» **Exercise**: Of the lines in the listing, how many include the string "sales"? Write the number and nothing else.

[Entries with figure data]
——

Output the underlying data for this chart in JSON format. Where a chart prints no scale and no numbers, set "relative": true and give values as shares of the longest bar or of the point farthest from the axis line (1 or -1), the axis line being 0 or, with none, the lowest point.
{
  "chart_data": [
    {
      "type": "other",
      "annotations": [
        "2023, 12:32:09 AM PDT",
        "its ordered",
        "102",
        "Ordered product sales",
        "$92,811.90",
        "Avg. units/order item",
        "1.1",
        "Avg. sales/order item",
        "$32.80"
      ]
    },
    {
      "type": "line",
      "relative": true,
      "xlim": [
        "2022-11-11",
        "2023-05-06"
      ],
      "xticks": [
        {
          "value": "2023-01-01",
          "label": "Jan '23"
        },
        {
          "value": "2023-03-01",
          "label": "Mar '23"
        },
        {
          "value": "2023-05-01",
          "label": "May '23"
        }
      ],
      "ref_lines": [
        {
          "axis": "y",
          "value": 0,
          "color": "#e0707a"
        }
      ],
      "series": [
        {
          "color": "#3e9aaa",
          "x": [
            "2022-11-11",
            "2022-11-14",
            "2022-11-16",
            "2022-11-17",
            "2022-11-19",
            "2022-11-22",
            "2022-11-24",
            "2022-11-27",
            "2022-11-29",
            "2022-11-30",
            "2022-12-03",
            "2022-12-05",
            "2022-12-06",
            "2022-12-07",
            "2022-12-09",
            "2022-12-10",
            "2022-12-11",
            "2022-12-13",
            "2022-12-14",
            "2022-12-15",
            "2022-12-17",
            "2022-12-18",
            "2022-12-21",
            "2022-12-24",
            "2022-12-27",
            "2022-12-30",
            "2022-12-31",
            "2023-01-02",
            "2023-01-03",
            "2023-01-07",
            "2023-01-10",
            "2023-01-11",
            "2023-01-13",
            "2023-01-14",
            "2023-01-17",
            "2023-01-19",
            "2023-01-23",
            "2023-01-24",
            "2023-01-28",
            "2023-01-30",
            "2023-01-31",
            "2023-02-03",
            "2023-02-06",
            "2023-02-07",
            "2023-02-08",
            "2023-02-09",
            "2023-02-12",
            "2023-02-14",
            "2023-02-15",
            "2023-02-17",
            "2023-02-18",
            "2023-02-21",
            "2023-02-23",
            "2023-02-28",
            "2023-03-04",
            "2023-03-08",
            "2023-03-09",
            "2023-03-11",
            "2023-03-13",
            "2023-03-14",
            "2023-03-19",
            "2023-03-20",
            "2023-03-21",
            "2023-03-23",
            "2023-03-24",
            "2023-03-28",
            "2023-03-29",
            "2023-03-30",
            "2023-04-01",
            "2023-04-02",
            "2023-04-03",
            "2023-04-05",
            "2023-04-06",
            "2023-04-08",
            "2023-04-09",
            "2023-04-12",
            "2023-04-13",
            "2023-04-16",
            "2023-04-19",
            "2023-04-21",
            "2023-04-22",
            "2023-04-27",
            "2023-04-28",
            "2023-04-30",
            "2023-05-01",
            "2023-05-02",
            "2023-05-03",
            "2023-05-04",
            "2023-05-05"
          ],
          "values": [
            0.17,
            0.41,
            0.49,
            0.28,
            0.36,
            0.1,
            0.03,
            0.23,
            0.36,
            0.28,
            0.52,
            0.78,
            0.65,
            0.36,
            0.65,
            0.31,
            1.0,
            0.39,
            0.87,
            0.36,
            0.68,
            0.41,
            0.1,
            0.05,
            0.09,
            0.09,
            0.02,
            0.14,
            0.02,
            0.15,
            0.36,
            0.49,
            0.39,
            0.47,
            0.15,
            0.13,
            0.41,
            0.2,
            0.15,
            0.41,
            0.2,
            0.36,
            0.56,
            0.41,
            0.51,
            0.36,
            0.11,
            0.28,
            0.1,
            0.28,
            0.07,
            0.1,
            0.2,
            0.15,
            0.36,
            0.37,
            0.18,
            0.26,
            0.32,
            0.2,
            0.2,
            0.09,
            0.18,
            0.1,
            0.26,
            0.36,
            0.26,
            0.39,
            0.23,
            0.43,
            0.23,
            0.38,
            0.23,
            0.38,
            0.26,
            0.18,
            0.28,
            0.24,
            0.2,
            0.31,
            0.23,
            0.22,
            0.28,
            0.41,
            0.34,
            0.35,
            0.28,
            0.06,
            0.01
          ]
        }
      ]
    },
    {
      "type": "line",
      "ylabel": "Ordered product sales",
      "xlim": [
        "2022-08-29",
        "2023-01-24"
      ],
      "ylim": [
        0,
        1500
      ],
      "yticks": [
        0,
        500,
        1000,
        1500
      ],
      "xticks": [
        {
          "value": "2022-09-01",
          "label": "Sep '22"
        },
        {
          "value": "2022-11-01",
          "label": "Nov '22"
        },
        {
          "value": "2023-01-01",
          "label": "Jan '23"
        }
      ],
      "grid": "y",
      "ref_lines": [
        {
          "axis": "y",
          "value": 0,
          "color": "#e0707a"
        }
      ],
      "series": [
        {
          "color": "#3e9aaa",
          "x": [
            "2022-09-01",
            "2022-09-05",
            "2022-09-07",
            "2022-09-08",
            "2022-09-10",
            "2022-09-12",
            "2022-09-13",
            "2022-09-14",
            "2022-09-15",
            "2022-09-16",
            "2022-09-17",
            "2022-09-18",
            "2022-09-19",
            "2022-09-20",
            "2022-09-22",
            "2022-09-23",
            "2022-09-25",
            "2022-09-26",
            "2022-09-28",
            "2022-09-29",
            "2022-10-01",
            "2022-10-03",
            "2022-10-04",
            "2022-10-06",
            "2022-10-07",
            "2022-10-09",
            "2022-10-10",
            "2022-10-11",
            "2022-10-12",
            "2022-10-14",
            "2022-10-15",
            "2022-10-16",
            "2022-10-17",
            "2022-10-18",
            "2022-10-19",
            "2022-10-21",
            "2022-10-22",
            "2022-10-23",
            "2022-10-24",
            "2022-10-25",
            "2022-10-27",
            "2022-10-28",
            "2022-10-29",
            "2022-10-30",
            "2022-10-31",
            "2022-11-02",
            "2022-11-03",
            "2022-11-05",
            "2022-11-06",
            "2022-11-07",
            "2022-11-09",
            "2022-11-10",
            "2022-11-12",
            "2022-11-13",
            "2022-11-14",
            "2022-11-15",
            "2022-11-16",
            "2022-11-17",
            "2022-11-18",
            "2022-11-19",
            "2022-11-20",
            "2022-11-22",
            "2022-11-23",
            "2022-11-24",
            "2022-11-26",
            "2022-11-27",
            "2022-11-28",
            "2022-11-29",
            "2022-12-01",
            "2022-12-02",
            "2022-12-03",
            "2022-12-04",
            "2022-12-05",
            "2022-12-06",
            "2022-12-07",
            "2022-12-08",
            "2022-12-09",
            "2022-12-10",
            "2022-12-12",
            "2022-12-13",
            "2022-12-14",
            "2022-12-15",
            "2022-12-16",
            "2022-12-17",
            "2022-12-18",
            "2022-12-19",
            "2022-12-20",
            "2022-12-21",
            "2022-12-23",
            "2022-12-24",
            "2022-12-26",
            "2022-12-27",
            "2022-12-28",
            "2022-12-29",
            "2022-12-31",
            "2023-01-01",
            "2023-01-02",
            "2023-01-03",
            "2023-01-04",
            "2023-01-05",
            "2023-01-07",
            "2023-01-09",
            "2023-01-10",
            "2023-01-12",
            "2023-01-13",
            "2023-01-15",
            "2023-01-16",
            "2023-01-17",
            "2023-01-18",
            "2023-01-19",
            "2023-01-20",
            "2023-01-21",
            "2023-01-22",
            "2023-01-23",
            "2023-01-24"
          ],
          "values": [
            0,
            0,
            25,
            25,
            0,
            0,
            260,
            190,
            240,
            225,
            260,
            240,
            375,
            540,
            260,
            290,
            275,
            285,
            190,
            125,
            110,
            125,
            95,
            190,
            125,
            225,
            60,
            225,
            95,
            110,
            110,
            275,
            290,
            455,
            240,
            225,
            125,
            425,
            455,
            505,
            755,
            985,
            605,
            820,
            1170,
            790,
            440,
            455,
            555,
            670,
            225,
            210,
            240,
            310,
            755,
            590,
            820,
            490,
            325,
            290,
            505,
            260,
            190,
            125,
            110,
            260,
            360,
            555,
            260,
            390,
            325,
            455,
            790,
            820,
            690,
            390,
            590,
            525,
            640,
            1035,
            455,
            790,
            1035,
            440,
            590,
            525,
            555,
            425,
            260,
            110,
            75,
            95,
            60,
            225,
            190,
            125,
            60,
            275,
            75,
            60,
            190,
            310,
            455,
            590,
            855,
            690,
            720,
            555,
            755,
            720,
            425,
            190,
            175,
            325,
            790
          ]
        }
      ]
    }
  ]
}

——

» **Written answer**: 3